• Dataset items:

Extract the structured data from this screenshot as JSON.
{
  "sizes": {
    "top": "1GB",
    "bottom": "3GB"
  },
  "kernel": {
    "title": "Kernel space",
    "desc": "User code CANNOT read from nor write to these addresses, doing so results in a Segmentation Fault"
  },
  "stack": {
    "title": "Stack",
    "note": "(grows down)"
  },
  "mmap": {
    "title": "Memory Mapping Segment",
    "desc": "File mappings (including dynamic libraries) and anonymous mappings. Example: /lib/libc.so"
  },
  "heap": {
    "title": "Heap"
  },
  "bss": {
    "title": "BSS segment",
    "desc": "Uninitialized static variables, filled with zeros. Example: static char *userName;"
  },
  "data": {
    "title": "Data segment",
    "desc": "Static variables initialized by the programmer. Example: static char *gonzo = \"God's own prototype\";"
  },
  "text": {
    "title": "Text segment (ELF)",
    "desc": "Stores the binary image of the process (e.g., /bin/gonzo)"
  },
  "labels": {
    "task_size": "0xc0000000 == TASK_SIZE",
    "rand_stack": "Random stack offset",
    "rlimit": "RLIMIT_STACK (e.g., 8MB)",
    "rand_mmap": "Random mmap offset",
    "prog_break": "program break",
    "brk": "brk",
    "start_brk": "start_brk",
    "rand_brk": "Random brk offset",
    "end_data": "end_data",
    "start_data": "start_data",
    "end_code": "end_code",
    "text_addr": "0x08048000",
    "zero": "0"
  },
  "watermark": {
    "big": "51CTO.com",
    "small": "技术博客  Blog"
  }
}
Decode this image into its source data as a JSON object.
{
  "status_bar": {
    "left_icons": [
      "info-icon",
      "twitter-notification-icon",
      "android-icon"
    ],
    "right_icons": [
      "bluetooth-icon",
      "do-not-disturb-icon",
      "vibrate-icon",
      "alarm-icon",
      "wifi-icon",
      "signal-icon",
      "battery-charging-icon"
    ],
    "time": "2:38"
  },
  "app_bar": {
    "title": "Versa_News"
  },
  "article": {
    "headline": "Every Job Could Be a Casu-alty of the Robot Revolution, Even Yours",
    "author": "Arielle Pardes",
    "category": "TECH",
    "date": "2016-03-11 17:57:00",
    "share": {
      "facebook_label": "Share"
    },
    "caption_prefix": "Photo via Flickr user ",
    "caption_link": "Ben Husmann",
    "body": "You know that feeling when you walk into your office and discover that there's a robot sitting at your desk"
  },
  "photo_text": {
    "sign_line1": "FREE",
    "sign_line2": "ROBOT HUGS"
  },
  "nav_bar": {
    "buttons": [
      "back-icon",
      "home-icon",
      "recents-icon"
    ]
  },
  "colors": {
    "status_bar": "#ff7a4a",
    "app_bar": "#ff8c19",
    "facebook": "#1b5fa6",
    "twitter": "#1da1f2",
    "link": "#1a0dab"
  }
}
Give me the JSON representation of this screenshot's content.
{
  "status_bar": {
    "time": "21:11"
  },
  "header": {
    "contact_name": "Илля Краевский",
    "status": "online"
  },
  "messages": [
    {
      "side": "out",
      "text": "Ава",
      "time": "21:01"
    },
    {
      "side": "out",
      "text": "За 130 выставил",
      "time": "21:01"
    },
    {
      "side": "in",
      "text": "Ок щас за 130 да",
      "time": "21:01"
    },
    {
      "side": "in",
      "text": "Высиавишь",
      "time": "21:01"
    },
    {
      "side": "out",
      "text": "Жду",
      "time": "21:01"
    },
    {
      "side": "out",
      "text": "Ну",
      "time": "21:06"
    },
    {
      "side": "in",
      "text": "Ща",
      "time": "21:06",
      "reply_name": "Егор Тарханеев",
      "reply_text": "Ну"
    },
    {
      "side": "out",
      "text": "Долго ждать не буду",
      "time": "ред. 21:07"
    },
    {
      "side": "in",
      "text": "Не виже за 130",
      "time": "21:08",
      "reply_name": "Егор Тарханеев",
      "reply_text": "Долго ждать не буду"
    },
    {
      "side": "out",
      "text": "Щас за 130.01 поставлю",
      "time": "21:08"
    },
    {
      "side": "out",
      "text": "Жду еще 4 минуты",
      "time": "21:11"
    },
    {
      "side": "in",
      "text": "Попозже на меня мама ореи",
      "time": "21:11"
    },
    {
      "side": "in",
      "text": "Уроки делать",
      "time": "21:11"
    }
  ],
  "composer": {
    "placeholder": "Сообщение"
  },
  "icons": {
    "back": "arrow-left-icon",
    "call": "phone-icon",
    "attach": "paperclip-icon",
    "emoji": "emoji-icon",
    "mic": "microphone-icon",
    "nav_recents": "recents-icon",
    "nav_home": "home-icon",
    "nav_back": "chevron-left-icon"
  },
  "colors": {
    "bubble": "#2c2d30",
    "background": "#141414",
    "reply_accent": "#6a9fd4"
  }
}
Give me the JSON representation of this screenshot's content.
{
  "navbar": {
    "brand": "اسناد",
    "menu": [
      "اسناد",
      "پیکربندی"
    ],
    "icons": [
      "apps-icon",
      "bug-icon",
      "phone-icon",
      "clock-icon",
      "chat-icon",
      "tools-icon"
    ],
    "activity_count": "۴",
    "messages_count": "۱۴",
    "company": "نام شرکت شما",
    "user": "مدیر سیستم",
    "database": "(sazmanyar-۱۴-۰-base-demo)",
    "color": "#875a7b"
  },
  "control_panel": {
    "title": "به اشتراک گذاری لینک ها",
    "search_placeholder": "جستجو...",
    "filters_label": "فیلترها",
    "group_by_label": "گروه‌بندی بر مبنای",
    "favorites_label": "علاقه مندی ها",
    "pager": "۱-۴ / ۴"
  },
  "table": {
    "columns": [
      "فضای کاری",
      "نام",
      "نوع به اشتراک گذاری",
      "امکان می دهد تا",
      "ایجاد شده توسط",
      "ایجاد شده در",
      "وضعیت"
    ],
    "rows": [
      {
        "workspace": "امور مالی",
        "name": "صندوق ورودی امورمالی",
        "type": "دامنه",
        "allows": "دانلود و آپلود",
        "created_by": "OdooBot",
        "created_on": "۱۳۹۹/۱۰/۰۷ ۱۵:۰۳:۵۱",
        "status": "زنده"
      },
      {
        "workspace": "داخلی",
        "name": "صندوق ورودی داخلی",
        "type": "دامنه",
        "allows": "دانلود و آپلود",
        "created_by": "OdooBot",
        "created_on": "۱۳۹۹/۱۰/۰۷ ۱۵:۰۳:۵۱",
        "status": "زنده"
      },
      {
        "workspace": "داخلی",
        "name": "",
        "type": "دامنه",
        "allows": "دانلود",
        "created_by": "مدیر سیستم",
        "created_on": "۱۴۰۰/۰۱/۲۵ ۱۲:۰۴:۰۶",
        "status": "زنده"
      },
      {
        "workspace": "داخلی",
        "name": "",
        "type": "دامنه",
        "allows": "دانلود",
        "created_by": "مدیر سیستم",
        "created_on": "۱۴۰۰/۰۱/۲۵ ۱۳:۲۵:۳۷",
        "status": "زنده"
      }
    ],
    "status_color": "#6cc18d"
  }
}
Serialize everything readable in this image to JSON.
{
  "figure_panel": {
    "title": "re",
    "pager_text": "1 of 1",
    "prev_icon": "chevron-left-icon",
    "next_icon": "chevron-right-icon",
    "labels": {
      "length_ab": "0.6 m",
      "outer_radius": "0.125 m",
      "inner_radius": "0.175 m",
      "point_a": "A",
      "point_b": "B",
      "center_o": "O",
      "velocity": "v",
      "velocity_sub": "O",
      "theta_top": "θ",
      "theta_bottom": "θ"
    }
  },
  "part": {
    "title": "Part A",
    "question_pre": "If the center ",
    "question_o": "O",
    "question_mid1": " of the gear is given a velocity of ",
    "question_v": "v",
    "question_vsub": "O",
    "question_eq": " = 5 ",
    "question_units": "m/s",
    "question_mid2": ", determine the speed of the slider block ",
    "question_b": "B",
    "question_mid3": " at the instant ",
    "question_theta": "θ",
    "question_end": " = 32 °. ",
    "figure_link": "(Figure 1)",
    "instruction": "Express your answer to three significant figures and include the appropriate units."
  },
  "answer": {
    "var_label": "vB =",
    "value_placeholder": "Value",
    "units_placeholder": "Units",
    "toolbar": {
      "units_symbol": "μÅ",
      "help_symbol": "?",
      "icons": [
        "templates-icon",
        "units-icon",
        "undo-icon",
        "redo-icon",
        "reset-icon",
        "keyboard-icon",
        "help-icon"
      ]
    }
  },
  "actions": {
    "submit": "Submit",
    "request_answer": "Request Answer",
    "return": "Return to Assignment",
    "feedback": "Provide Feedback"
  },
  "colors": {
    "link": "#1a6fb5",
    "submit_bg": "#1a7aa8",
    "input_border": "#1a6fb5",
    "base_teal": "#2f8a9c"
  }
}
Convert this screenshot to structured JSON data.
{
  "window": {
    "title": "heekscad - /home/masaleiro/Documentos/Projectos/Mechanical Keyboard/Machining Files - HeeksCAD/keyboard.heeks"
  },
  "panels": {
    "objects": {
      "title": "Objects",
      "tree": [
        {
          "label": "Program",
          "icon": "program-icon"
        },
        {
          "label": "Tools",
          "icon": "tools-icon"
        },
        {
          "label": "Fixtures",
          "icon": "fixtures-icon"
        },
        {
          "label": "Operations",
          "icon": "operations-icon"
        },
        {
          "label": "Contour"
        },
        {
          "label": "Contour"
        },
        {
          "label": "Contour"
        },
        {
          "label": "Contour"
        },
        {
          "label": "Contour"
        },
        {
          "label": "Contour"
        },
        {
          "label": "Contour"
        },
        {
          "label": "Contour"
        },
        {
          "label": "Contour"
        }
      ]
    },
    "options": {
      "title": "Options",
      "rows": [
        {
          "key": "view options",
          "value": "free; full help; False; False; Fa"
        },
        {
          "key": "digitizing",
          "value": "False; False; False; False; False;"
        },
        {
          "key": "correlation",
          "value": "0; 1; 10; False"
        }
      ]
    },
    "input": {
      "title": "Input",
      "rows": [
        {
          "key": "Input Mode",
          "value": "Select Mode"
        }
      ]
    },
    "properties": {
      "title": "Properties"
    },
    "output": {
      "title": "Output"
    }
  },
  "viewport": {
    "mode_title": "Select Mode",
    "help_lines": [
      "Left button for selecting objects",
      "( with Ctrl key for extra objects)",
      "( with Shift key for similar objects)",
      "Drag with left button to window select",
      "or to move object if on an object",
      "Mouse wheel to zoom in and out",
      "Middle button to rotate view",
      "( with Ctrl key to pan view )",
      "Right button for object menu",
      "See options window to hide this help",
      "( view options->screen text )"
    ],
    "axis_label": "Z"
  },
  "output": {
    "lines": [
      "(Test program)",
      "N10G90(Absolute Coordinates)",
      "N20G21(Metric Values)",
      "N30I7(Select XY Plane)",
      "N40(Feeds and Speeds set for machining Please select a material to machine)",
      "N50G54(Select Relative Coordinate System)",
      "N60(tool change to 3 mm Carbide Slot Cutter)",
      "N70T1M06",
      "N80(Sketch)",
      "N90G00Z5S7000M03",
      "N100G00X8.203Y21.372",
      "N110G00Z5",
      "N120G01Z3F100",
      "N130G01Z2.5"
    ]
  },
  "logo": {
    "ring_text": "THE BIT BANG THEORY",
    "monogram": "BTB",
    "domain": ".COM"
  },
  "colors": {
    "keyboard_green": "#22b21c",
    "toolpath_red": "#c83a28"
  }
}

• TO DO: Going through the entries above, tally each line that has the word "home". Answer with the number only.

• WORKED ANSWER: 3